__Task details__. Update the lines from the start of the records up to and including the line with "The coil 608c is at (248, 423).", replacing "stove top" with "cooktop" and leaving everything else unchanged.

__Data in this exercise__.
※

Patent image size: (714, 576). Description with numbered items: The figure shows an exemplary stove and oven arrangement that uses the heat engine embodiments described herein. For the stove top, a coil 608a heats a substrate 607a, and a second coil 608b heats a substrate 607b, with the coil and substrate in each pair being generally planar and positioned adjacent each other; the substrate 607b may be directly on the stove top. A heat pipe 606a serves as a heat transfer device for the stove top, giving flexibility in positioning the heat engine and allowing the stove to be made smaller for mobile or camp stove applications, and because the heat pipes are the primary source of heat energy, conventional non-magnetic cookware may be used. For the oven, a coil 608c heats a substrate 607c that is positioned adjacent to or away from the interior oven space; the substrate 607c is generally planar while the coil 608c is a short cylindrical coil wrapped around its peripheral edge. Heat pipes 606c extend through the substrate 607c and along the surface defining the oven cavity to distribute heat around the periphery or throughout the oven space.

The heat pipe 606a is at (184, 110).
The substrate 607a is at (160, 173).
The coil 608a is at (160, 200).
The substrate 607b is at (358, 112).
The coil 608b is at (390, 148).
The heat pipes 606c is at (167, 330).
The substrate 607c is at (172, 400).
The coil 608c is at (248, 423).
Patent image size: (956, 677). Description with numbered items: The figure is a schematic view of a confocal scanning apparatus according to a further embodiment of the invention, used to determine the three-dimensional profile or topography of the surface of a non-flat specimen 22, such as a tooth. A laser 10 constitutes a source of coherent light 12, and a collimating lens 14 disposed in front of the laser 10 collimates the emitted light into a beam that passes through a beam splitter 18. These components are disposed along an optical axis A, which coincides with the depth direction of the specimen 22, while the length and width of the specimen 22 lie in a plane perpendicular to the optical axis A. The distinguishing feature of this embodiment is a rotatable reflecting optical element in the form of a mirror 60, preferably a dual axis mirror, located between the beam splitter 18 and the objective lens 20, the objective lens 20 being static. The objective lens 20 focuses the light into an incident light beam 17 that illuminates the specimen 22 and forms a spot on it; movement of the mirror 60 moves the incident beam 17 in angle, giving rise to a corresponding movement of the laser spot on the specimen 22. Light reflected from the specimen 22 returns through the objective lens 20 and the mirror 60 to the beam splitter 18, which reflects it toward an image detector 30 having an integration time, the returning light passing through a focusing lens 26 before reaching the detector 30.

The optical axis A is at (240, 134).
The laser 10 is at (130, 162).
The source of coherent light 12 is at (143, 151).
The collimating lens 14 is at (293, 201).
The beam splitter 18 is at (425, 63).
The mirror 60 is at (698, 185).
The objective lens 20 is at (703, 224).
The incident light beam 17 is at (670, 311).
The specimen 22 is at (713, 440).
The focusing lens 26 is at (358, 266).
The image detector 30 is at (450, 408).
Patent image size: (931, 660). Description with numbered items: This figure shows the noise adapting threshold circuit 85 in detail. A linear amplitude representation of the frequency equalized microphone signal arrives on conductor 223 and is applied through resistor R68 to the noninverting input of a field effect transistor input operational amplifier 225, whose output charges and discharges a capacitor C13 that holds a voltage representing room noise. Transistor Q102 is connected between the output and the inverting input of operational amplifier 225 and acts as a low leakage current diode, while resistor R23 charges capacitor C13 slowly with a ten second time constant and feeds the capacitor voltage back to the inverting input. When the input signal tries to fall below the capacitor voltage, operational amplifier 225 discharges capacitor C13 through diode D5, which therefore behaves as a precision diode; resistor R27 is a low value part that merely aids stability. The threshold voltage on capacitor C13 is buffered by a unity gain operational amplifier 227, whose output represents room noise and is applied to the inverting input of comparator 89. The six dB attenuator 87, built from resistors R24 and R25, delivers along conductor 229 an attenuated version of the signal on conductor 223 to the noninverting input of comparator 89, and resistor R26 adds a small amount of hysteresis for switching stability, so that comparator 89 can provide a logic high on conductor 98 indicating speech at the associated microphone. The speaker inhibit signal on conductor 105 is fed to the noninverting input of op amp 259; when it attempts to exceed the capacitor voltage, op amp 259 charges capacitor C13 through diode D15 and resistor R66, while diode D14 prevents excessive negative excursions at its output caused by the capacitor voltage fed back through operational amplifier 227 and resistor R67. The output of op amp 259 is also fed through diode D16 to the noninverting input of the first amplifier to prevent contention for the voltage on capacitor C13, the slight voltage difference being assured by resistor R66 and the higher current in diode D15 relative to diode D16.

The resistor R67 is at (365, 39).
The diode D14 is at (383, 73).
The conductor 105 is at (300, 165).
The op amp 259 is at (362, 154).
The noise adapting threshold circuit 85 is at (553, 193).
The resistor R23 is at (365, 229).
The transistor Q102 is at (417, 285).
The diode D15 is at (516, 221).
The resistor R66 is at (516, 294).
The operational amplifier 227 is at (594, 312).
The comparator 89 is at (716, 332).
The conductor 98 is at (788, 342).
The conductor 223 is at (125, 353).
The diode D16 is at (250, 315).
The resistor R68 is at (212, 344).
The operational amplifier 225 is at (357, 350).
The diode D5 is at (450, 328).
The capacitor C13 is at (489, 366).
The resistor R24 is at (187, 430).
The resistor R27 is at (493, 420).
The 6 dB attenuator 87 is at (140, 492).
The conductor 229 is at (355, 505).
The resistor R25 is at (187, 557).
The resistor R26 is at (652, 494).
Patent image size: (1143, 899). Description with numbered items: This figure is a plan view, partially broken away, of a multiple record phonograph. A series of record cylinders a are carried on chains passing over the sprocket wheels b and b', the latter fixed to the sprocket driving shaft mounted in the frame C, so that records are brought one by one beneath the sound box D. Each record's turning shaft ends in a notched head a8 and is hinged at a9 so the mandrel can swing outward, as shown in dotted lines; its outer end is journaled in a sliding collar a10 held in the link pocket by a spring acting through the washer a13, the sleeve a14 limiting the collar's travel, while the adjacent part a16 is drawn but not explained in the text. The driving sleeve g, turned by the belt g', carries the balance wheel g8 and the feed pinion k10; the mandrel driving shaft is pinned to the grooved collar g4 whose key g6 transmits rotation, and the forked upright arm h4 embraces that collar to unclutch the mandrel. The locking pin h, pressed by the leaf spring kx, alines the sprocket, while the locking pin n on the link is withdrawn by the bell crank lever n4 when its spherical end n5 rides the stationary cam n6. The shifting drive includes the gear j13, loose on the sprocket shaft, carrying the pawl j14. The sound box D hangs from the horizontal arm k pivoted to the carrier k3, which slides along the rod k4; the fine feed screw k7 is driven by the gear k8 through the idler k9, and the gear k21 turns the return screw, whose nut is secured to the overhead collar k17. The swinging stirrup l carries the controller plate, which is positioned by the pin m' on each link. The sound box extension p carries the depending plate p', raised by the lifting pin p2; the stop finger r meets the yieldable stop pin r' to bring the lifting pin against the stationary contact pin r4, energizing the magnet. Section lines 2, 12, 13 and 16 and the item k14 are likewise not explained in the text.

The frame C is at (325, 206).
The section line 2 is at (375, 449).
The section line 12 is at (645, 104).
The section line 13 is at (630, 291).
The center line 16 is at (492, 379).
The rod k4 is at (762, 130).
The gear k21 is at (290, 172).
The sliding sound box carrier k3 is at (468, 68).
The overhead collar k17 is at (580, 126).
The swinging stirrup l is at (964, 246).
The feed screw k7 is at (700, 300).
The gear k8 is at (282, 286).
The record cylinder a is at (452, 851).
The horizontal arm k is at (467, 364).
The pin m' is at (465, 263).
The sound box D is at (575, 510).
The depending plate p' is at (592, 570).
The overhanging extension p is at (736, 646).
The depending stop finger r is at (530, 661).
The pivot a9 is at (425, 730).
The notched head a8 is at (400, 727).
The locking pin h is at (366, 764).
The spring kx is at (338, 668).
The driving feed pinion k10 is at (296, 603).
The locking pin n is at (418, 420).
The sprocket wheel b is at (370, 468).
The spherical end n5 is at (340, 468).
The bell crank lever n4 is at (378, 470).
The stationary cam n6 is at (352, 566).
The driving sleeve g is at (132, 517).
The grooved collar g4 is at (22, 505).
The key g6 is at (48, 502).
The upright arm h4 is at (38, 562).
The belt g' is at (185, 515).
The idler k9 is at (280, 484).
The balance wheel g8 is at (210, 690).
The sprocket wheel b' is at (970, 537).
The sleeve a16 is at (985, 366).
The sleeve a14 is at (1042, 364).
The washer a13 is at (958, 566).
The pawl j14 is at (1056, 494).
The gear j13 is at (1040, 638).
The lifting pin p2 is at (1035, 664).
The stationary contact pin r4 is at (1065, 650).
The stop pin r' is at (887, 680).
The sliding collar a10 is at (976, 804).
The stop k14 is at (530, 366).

※

__The reply__.
Patent image size: (714, 576). Description with numbered items: The figure shows an exemplary stove and oven arrangement that uses the heat engine embodiments described herein. For the cooktop, a coil 608a heats a substrate 607a, and a second coil 608b heats a substrate 607b, with the coil and substrate in each pair being generally planar and positioned adjacent each other; the substrate 607b may be directly on the cooktop. A heat pipe 606a serves as a heat transfer device for the cooktop, giving flexibility in positioning the heat engine and allowing the stove to be made smaller for mobile or camp stove applications, and because the heat pipes are the primary source of heat energy, conventional non-magnetic cookware may be used. For the oven, a coil 608c heats a substrate 607c that is positioned adjacent to or away from the interior oven space; the substrate 607c is generally planar while the coil 608c is a short cylindrical coil wrapped around its peripheral edge. Heat pipes 606c extend through the substrate 607c and along the surface defining the oven cavity to distribute heat around the periphery or throughout the oven space.

The heat pipe 606a is at (184, 110).
The substrate 607a is at (160, 173).
The coil 608a is at (160, 200).
The substrate 607b is at (358, 112).
The coil 608b is at (390, 148).
The heat pipes 606c is at (167, 330).
The substrate 607c is at (172, 400).
The coil 608c is at (248, 423).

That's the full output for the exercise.